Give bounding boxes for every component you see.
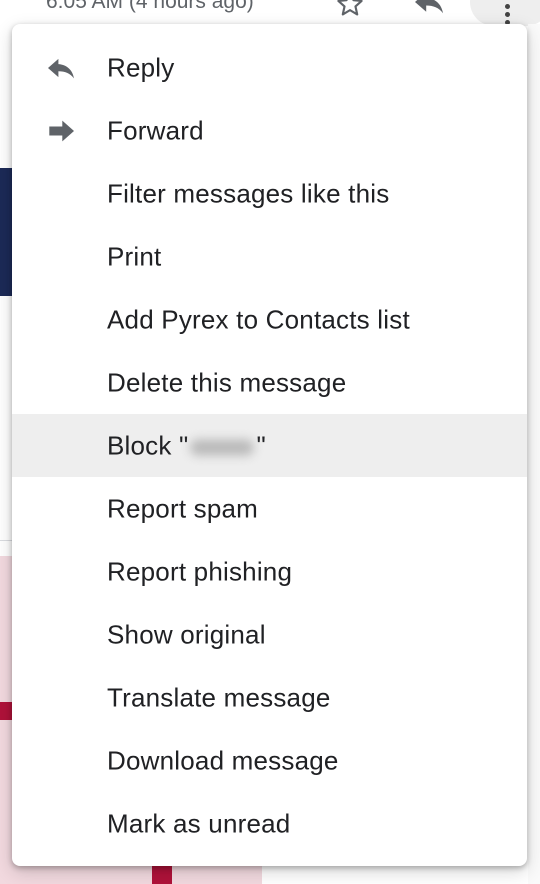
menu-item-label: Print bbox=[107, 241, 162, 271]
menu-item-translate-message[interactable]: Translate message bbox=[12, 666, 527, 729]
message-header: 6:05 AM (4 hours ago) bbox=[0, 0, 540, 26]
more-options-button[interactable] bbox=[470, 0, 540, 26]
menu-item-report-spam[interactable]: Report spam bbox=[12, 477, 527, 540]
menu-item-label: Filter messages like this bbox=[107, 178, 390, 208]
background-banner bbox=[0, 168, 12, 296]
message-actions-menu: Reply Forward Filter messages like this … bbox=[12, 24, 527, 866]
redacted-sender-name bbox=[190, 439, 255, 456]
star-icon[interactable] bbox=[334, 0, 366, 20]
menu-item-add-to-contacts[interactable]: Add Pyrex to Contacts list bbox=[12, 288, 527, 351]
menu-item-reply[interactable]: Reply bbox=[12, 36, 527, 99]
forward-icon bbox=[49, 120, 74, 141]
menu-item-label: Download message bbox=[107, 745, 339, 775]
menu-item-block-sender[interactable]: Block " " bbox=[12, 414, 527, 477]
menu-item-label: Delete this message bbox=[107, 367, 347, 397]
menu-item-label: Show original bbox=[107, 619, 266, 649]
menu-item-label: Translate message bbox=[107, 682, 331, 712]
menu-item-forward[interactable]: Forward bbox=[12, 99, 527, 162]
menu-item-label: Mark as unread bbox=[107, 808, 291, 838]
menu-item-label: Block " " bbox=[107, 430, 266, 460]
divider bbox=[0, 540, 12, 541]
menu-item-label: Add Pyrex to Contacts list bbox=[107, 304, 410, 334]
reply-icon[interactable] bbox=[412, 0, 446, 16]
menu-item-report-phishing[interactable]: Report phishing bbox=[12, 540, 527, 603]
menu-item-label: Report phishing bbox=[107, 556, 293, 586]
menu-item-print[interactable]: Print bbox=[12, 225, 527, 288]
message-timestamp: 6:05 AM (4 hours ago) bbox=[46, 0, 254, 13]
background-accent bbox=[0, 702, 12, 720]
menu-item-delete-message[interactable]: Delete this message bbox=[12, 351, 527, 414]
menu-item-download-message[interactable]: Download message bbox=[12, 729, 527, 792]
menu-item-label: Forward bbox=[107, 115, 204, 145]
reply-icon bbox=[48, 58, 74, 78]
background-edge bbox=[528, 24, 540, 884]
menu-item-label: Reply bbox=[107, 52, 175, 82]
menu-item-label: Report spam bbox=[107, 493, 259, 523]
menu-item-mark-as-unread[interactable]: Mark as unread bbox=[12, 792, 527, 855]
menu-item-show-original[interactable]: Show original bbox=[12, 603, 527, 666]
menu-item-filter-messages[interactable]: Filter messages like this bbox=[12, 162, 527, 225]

== Work to be completed ==
Please print every row above word for word, leaving out the pictures.

== Solution to this exercise ==
Give bounding boxes for every component you see.
menu-item-label: Print bbox=[107, 241, 162, 271]
menu-item-translate-message[interactable]: Translate message bbox=[12, 666, 527, 729]
message-header: 6:05 AM (4 hours ago) bbox=[0, 0, 540, 26]
more-options-button[interactable] bbox=[470, 0, 540, 26]
menu-item-report-spam[interactable]: Report spam bbox=[12, 477, 527, 540]
menu-item-label: Filter messages like this bbox=[107, 178, 390, 208]
background-banner bbox=[0, 168, 12, 296]
message-actions-menu: Reply Forward Filter messages like this … bbox=[12, 24, 527, 866]
redacted-sender-name bbox=[190, 439, 255, 456]
star-icon[interactable] bbox=[334, 0, 366, 20]
menu-item-add-to-contacts[interactable]: Add Pyrex to Contacts list bbox=[12, 288, 527, 351]
menu-item-reply[interactable]: Reply bbox=[12, 36, 527, 99]
forward-icon bbox=[49, 120, 74, 141]
menu-item-label: Download message bbox=[107, 745, 339, 775]
menu-item-block-sender[interactable]: Block " " bbox=[12, 414, 527, 477]
menu-item-label: Delete this message bbox=[107, 367, 347, 397]
menu-item-label: Show original bbox=[107, 619, 266, 649]
menu-item-label: Translate message bbox=[107, 682, 331, 712]
menu-item-forward[interactable]: Forward bbox=[12, 99, 527, 162]
menu-item-label: Mark as unread bbox=[107, 808, 291, 838]
menu-item-label: Block " " bbox=[107, 430, 266, 460]
divider bbox=[0, 540, 12, 541]
menu-item-label: Add Pyrex to Contacts list bbox=[107, 304, 410, 334]
reply-icon[interactable] bbox=[412, 0, 446, 16]
menu-item-report-phishing[interactable]: Report phishing bbox=[12, 540, 527, 603]
menu-item-label: Report phishing bbox=[107, 556, 293, 586]
menu-item-print[interactable]: Print bbox=[12, 225, 527, 288]
message-timestamp: 6:05 AM (4 hours ago) bbox=[46, 0, 254, 13]
background-accent bbox=[0, 702, 12, 720]
menu-item-delete-message[interactable]: Delete this message bbox=[12, 351, 527, 414]
menu-item-download-message[interactable]: Download message bbox=[12, 729, 527, 792]
menu-item-label: Forward bbox=[107, 115, 204, 145]
reply-icon bbox=[48, 58, 74, 78]
background-edge bbox=[528, 24, 540, 884]
menu-item-label: Reply bbox=[107, 52, 175, 82]
menu-item-label: Report spam bbox=[107, 493, 259, 523]
menu-item-mark-as-unread[interactable]: Mark as unread bbox=[12, 792, 527, 855]
menu-item-show-original[interactable]: Show original bbox=[12, 603, 527, 666]
menu-item-filter-messages[interactable]: Filter messages like this bbox=[12, 162, 527, 225]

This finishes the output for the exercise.